- WRITTEN PROBLEM:
Repeat each line of the material below exactly as it appears, minus any pictures.

- Stored data:
▼
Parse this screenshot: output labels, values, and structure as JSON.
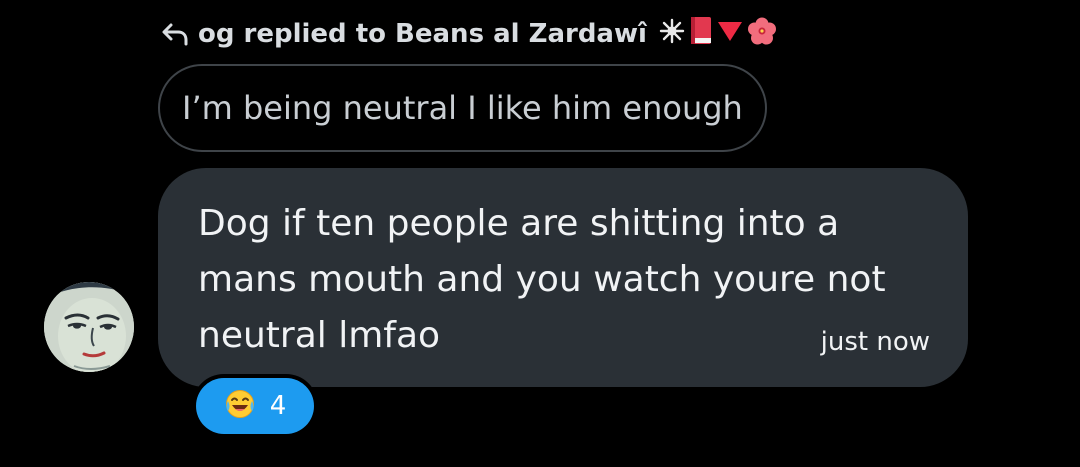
{
  "reply": {
    "text": "og replied to Beans al Zardawî",
    "emojis": [
      "sparkle-icon",
      "red-book-icon",
      "red-triangle-icon",
      "hibiscus-icon"
    ]
  },
  "quoted_message": {
    "text": "I’m being neutral I like him enough"
  },
  "message": {
    "text": "Dog if ten people are shitting into a mans mouth and you watch youre not neutral lmfao",
    "timestamp": "just now"
  },
  "reaction": {
    "emoji": "laughing-tears-icon",
    "count": "4"
  },
  "colors": {
    "background": "#000000",
    "bubble": "#2a3036",
    "reaction_pill": "#1d9bf0"
  }
}
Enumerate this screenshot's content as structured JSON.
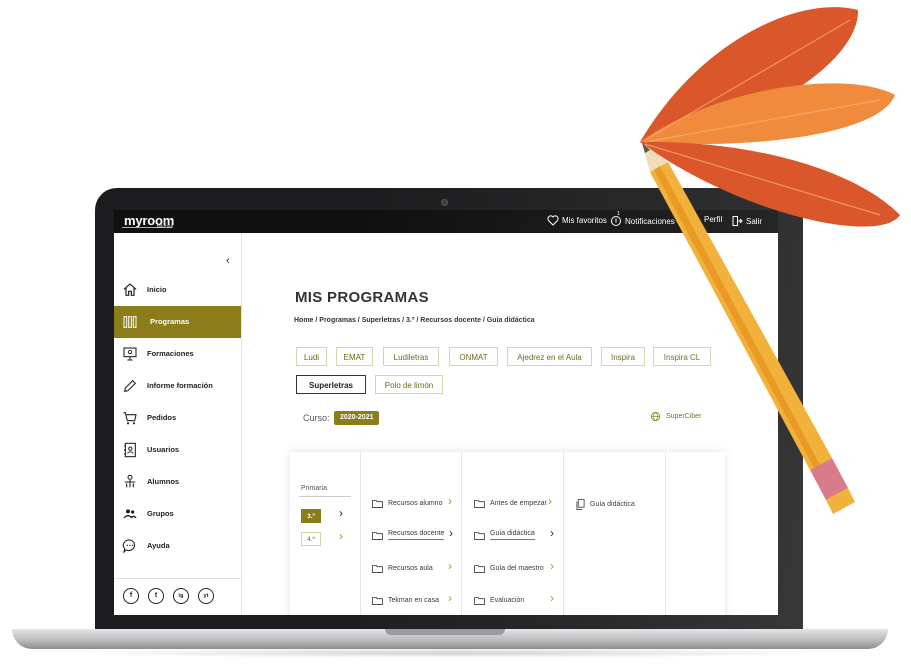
{
  "header": {
    "logo": "myroom",
    "logo_sub": "tekman",
    "favorites": "Mis favoritos",
    "notifications": "Notificaciones",
    "notif_count": "1",
    "profile": "Perfil",
    "logout": "Salir"
  },
  "sidebar": {
    "collapse": "‹",
    "items": [
      {
        "label": "Inicio",
        "icon": "home-icon"
      },
      {
        "label": "Programas",
        "icon": "books-icon",
        "active": true
      },
      {
        "label": "Formaciones",
        "icon": "presentation-icon"
      },
      {
        "label": "Informe formación",
        "icon": "pencil-icon"
      },
      {
        "label": "Pedidos",
        "icon": "cart-icon"
      },
      {
        "label": "Usuarios",
        "icon": "contacts-icon"
      },
      {
        "label": "Alumnos",
        "icon": "student-icon"
      },
      {
        "label": "Grupos",
        "icon": "group-icon"
      },
      {
        "label": "Ayuda",
        "icon": "help-chat-icon"
      }
    ],
    "socials": [
      "f",
      "t",
      "ig",
      "yt"
    ]
  },
  "main": {
    "title": "MIS PROGRAMAS",
    "breadcrumb": "Home  /  Programas  /  Superletras  /  3.º  /  Recursos docente  /  Guía didáctica",
    "programs": [
      "Ludi",
      "EMAT",
      "Ludiletras",
      "ONMAT",
      "Ajedrez en el Aula",
      "Inspira",
      "Inspira CL",
      "Superletras",
      "Polo de limón"
    ],
    "selected_program": "Superletras",
    "curso_label": "Curso:",
    "curso_value": "2020-2021",
    "superciber": "SuperCiber",
    "level": "Primaria",
    "grades": [
      "3.º",
      "4.º"
    ],
    "col1": [
      "Recursos alumno",
      "Recursos docente",
      "Recursos aula",
      "Tekman en casa"
    ],
    "col2": [
      "Antes de empezar",
      "Guía didáctica",
      "Guía del maestro",
      "Evaluación"
    ],
    "col3": [
      "Guía didáctica"
    ]
  },
  "colors": {
    "accent": "#8a7d1a",
    "leaf_dark": "#d9572a",
    "leaf_light": "#f08a3c",
    "pencil": "#f2b13a"
  }
}
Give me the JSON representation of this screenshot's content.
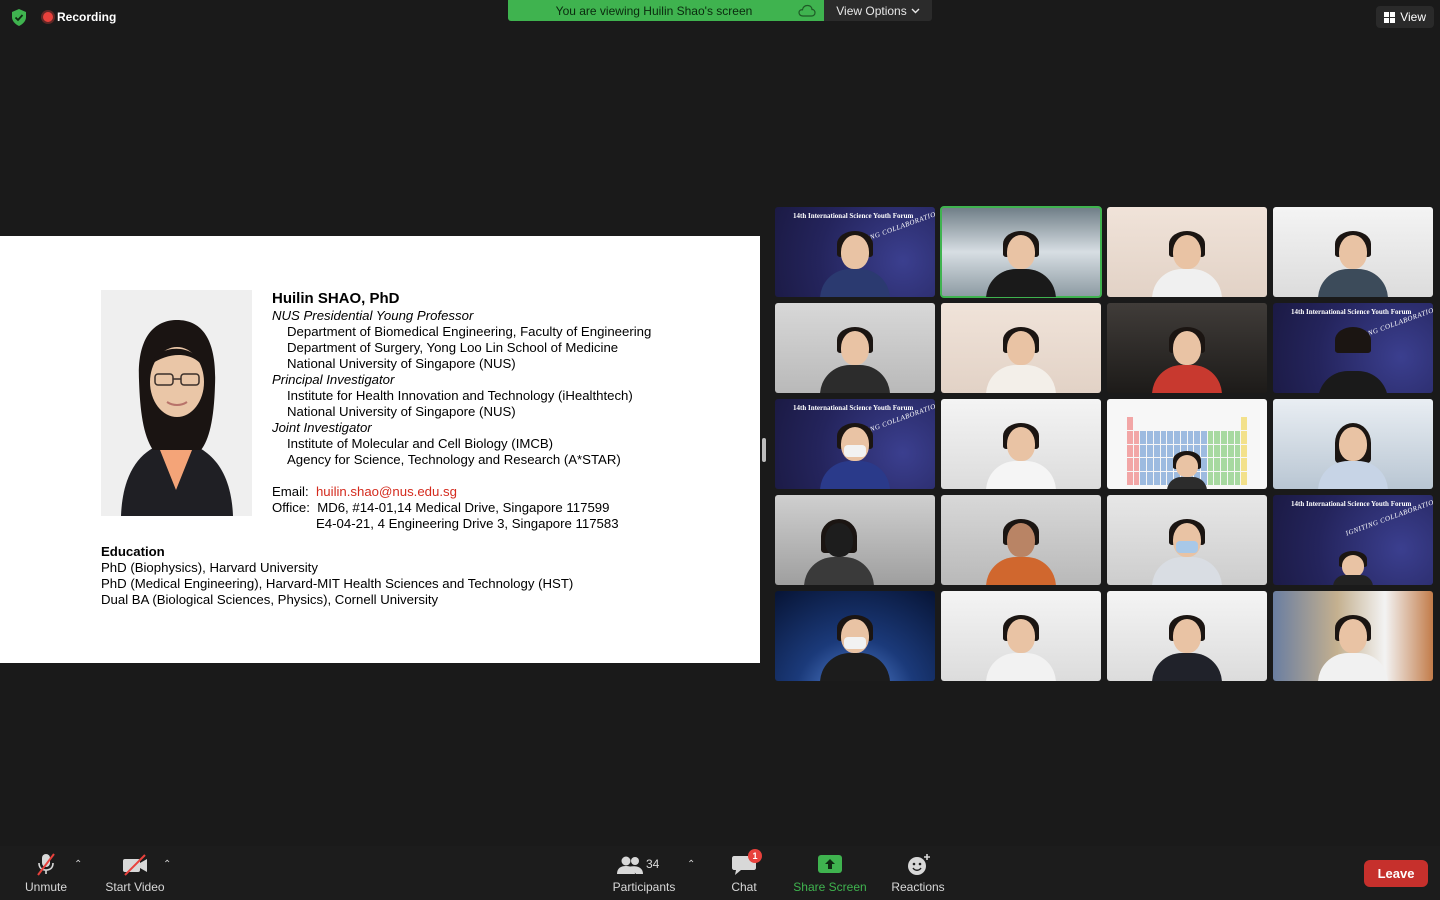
{
  "topbar": {
    "recording_label": "Recording",
    "viewing_banner": "You are viewing Huilin Shao's screen",
    "view_options_label": "View Options",
    "view_label": "View"
  },
  "slide": {
    "name": "Huilin SHAO, PhD",
    "role1": "NUS Presidential Young Professor",
    "role1_lines": [
      "Department of Biomedical Engineering, Faculty of Engineering",
      "Department of Surgery, Yong Loo Lin School of Medicine",
      "National University of Singapore (NUS)"
    ],
    "role2": "Principal Investigator",
    "role2_lines": [
      "Institute for Health Innovation and Technology (iHealthtech)",
      "National University of Singapore (NUS)"
    ],
    "role3": "Joint Investigator",
    "role3_lines": [
      "Institute of Molecular and Cell Biology (IMCB)",
      "Agency for Science, Technology and Research (A*STAR)"
    ],
    "email_label": "Email:",
    "email": "huilin.shao@nus.edu.sg",
    "office_label": "Office:",
    "office_line1": "MD6, #14-01,14 Medical Drive, Singapore 117599",
    "office_line2": "E4-04-21, 4 Engineering Drive 3, Singapore 117583",
    "education_heading": "Education",
    "education": [
      "PhD (Biophysics), Harvard University",
      "PhD (Medical Engineering), Harvard-MIT Health Sciences and Technology (HST)",
      "Dual BA (Biological Sciences, Physics), Cornell University"
    ]
  },
  "forum_banner": {
    "title": "14th International Science Youth Forum",
    "subtitle": "IGNITING COLLABORATION"
  },
  "toolbar": {
    "unmute": "Unmute",
    "start_video": "Start Video",
    "participants": "Participants",
    "participants_count": "34",
    "chat": "Chat",
    "chat_badge": "1",
    "share_screen": "Share Screen",
    "reactions": "Reactions",
    "leave": "Leave"
  },
  "colors": {
    "accent_green": "#3fb34f",
    "leave_red": "#c6302c",
    "email_red": "#d42b1e",
    "recording_red": "#e8413c"
  }
}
▲
- ANSWER:
Parse this screenshot: output labels, values, and structure as JSON.
{
  "reply": {
    "text": "og replied to Beans al Zardawî",
    "emojis": [
      "sparkle-icon",
      "red-book-icon",
      "red-triangle-icon",
      "hibiscus-icon"
    ]
  },
  "quoted_message": {
    "text": "I’m being neutral I like him enough"
  },
  "message": {
    "text": "Dog if ten people are shitting into a mans mouth and you watch youre not neutral lmfao",
    "timestamp": "just now"
  },
  "reaction": {
    "emoji": "laughing-tears-icon",
    "count": "4"
  },
  "colors": {
    "background": "#000000",
    "bubble": "#2a3036",
    "reaction_pill": "#1d9bf0"
  }
}
Enumerate this screenshot's content as structured JSON.
{
  "header": {
    "logo": "myroom",
    "logo_sub": "tekman",
    "favorites": "Mis favoritos",
    "notifications": "Notificaciones",
    "notif_count": "1",
    "profile": "Perfil",
    "logout": "Salir"
  },
  "sidebar": {
    "collapse": "‹",
    "items": [
      {
        "label": "Inicio",
        "icon": "home-icon"
      },
      {
        "label": "Programas",
        "icon": "books-icon",
        "active": true
      },
      {
        "label": "Formaciones",
        "icon": "presentation-icon"
      },
      {
        "label": "Informe formación",
        "icon": "pencil-icon"
      },
      {
        "label": "Pedidos",
        "icon": "cart-icon"
      },
      {
        "label": "Usuarios",
        "icon": "contacts-icon"
      },
      {
        "label": "Alumnos",
        "icon": "student-icon"
      },
      {
        "label": "Grupos",
        "icon": "group-icon"
      },
      {
        "label": "Ayuda",
        "icon": "help-chat-icon"
      }
    ],
    "socials": [
      "f",
      "t",
      "ig",
      "yt"
    ]
  },
  "main": {
    "title": "MIS PROGRAMAS",
    "breadcrumb": "Home  /  Programas  /  Superletras  /  3.º  /  Recursos docente  /  Guía didáctica",
    "programs": [
      "Ludi",
      "EMAT",
      "Ludiletras",
      "ONMAT",
      "Ajedrez en el Aula",
      "Inspira",
      "Inspira CL",
      "Superletras",
      "Polo de limón"
    ],
    "selected_program": "Superletras",
    "curso_label": "Curso:",
    "curso_value": "2020-2021",
    "superciber": "SuperCiber",
    "level": "Primaria",
    "grades": [
      "3.º",
      "4.º"
    ],
    "col1": [
      "Recursos alumno",
      "Recursos docente",
      "Recursos aula",
      "Tekman en casa"
    ],
    "col2": [
      "Antes de empezar",
      "Guía didáctica",
      "Guía del maestro",
      "Evaluación"
    ],
    "col3": [
      "Guía didáctica"
    ]
  },
  "colors": {
    "accent": "#8a7d1a",
    "leaf_dark": "#d9572a",
    "leaf_light": "#f08a3c",
    "pencil": "#f2b13a"
  }
}
Give me the JSON representation of this screenshot's content.
{
  "topbar": {
    "recording_label": "Recording",
    "viewing_banner": "You are viewing Huilin Shao's screen",
    "view_options_label": "View Options",
    "view_label": "View"
  },
  "slide": {
    "name": "Huilin SHAO, PhD",
    "role1": "NUS Presidential Young Professor",
    "role1_lines": [
      "Department of Biomedical Engineering, Faculty of Engineering",
      "Department of Surgery, Yong Loo Lin School of Medicine",
      "National University of Singapore (NUS)"
    ],
    "role2": "Principal Investigator",
    "role2_lines": [
      "Institute for Health Innovation and Technology (iHealthtech)",
      "National University of Singapore (NUS)"
    ],
    "role3": "Joint Investigator",
    "role3_lines": [
      "Institute of Molecular and Cell Biology (IMCB)",
      "Agency for Science, Technology and Research (A*STAR)"
    ],
    "email_label": "Email:",
    "email": "huilin.shao@nus.edu.sg",
    "office_label": "Office:",
    "office_line1": "MD6, #14-01,14 Medical Drive, Singapore 117599",
    "office_line2": "E4-04-21, 4 Engineering Drive 3, Singapore 117583",
    "education_heading": "Education",
    "education": [
      "PhD (Biophysics), Harvard University",
      "PhD (Medical Engineering), Harvard-MIT Health Sciences and Technology (HST)",
      "Dual BA (Biological Sciences, Physics), Cornell University"
    ]
  },
  "forum_banner": {
    "title": "14th International Science Youth Forum",
    "subtitle": "IGNITING COLLABORATION"
  },
  "toolbar": {
    "unmute": "Unmute",
    "start_video": "Start Video",
    "participants": "Participants",
    "participants_count": "34",
    "chat": "Chat",
    "chat_badge": "1",
    "share_screen": "Share Screen",
    "reactions": "Reactions",
    "leave": "Leave"
  },
  "colors": {
    "accent_green": "#3fb34f",
    "leave_red": "#c6302c",
    "email_red": "#d42b1e",
    "recording_red": "#e8413c"
  }
}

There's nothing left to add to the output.